=== TASK REQUIREMENTS ===
The entries below are to be transcribed in full, without their images.

=== DATA LINES ===
□ □ □

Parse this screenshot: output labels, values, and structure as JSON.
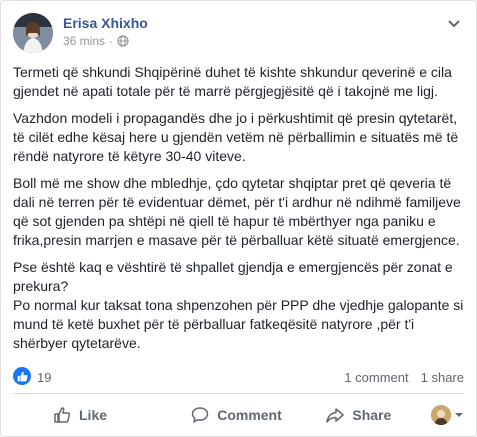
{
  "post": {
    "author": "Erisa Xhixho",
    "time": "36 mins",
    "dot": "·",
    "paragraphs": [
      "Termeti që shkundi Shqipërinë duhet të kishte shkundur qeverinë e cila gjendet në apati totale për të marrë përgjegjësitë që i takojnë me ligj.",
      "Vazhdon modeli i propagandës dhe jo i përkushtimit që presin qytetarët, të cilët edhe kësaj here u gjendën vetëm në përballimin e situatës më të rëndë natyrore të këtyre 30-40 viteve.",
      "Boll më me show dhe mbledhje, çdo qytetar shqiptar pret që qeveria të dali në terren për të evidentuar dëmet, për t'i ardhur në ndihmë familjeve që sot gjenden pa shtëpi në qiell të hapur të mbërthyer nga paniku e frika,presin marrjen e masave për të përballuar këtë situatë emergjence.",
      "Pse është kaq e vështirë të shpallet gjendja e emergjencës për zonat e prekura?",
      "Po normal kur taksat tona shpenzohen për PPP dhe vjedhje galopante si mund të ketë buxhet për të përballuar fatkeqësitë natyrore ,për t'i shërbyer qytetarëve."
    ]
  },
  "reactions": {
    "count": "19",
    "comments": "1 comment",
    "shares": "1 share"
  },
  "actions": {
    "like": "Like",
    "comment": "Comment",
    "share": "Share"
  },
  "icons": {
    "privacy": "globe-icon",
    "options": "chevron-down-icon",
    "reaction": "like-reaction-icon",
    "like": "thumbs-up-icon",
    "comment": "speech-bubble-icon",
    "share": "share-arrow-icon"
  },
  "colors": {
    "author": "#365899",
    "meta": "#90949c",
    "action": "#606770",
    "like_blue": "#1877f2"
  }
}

□ □ □

=== REPLY TO THE TASK ===
Parse this screenshot: output labels, values, and structure as JSON.
{
  "post": {
    "author": "Erisa Xhixho",
    "time": "36 mins",
    "dot": "·",
    "paragraphs": [
      "Termeti që shkundi Shqipërinë duhet të kishte shkundur qeverinë e cila gjendet në apati totale për të marrë përgjegjësitë që i takojnë me ligj.",
      "Vazhdon modeli i propagandës dhe jo i përkushtimit që presin qytetarët, të cilët edhe kësaj here u gjendën vetëm në përballimin e situatës më të rëndë natyrore të këtyre 30-40 viteve.",
      "Boll më me show dhe mbledhje, çdo qytetar shqiptar pret që qeveria të dali në terren për të evidentuar dëmet, për t'i ardhur në ndihmë familjeve që sot gjenden pa shtëpi në qiell të hapur të mbërthyer nga paniku e frika,presin marrjen e masave për të përballuar këtë situatë emergjence.",
      "Pse është kaq e vështirë të shpallet gjendja e emergjencës për zonat e prekura?",
      "Po normal kur taksat tona shpenzohen për PPP dhe vjedhje galopante si mund të ketë buxhet për të përballuar fatkeqësitë natyrore ,për t'i shërbyer qytetarëve."
    ]
  },
  "reactions": {
    "count": "19",
    "comments": "1 comment",
    "shares": "1 share"
  },
  "actions": {
    "like": "Like",
    "comment": "Comment",
    "share": "Share"
  },
  "icons": {
    "privacy": "globe-icon",
    "options": "chevron-down-icon",
    "reaction": "like-reaction-icon",
    "like": "thumbs-up-icon",
    "comment": "speech-bubble-icon",
    "share": "share-arrow-icon"
  },
  "colors": {
    "author": "#365899",
    "meta": "#90949c",
    "action": "#606770",
    "like_blue": "#1877f2"
  }
}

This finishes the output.